### WORK TO DO
Check each line of the records below for the word "foot" and copy those where it appears.

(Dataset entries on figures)

————

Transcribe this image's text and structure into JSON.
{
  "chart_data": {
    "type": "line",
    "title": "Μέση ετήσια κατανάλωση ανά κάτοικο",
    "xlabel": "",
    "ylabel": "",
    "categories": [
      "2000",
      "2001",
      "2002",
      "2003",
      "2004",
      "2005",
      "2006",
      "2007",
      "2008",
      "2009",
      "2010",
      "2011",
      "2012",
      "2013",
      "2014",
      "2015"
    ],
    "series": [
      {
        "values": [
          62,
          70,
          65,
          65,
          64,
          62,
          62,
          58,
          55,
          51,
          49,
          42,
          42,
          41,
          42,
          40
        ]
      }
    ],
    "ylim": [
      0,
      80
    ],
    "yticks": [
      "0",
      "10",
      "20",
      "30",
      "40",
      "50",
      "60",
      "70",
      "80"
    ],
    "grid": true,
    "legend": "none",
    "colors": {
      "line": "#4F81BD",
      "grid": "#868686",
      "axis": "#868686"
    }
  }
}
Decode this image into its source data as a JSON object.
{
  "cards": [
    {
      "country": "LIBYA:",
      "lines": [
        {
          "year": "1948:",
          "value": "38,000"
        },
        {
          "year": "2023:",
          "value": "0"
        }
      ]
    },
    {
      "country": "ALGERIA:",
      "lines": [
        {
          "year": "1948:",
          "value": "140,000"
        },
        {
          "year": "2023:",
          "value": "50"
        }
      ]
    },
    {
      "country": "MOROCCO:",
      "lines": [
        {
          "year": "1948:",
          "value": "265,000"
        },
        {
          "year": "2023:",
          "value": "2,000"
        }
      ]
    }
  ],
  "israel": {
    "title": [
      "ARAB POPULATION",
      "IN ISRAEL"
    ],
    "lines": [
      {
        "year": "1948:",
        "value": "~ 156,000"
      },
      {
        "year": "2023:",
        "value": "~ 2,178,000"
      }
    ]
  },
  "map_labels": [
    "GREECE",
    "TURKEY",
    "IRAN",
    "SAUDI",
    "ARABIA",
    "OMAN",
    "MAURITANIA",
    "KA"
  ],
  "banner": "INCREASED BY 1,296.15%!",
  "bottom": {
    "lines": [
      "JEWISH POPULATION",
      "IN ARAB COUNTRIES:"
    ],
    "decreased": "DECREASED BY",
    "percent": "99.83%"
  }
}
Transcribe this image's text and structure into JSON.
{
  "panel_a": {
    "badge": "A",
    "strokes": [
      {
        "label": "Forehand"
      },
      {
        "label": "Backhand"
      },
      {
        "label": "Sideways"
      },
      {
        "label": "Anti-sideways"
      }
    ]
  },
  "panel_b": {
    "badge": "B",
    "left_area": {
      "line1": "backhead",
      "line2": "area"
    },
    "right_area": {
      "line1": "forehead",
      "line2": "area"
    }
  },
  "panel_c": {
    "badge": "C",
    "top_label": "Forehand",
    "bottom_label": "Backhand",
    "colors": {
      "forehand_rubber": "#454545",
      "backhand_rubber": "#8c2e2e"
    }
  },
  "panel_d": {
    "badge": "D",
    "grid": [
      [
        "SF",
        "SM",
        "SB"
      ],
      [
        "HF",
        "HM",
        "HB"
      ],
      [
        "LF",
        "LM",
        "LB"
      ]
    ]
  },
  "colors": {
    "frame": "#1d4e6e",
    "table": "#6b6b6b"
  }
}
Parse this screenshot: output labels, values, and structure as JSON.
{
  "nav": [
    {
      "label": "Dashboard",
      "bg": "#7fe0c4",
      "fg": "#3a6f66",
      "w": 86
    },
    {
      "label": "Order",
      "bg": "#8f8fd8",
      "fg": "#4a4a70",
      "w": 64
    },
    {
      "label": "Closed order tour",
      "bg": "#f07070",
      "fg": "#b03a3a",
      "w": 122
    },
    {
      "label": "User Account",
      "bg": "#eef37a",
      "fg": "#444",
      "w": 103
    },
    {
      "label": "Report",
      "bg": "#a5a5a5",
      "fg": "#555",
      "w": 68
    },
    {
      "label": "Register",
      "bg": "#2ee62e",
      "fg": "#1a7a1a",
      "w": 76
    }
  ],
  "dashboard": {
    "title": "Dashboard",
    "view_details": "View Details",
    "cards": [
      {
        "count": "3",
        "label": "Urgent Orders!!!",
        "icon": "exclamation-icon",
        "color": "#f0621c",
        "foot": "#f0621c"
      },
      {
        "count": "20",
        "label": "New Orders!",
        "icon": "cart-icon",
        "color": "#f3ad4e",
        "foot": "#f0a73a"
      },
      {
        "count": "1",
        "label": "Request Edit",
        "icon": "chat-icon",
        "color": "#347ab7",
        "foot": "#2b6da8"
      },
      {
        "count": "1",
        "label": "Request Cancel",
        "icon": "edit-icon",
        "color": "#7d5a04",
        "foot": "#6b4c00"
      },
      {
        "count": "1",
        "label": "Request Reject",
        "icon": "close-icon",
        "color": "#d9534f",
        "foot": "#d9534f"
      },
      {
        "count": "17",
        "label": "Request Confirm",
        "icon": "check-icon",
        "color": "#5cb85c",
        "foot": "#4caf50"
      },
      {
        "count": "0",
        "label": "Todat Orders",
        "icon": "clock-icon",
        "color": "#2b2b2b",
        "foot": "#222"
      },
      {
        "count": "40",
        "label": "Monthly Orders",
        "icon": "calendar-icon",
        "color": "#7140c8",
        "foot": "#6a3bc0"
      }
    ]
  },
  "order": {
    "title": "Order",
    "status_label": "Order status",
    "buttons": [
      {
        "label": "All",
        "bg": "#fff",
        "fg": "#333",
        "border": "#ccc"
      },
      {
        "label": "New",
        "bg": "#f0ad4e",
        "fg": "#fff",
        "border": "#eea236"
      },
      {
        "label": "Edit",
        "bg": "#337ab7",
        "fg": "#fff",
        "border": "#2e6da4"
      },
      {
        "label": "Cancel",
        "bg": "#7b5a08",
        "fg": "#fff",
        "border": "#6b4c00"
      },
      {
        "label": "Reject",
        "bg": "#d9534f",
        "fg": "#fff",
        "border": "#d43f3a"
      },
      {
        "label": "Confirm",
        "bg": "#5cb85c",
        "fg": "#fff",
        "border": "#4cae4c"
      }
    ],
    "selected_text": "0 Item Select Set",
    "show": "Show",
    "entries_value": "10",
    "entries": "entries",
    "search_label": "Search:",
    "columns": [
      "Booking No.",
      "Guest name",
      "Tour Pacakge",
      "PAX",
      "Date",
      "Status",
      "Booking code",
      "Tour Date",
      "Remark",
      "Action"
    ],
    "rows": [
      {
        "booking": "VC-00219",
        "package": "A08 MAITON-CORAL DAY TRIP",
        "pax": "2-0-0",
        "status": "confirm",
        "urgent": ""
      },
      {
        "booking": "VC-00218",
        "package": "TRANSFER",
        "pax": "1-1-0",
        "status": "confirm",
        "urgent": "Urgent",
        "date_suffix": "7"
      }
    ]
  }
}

————

### REPLY
        "foot": "#f0621c"
        "foot": "#f0a73a"
        "foot": "#2b6da8"
        "foot": "#6b4c00"
        "foot": "#d9534f"
        "foot": "#4caf50"
        "foot": "#222"
        "foot": "#6a3bc0"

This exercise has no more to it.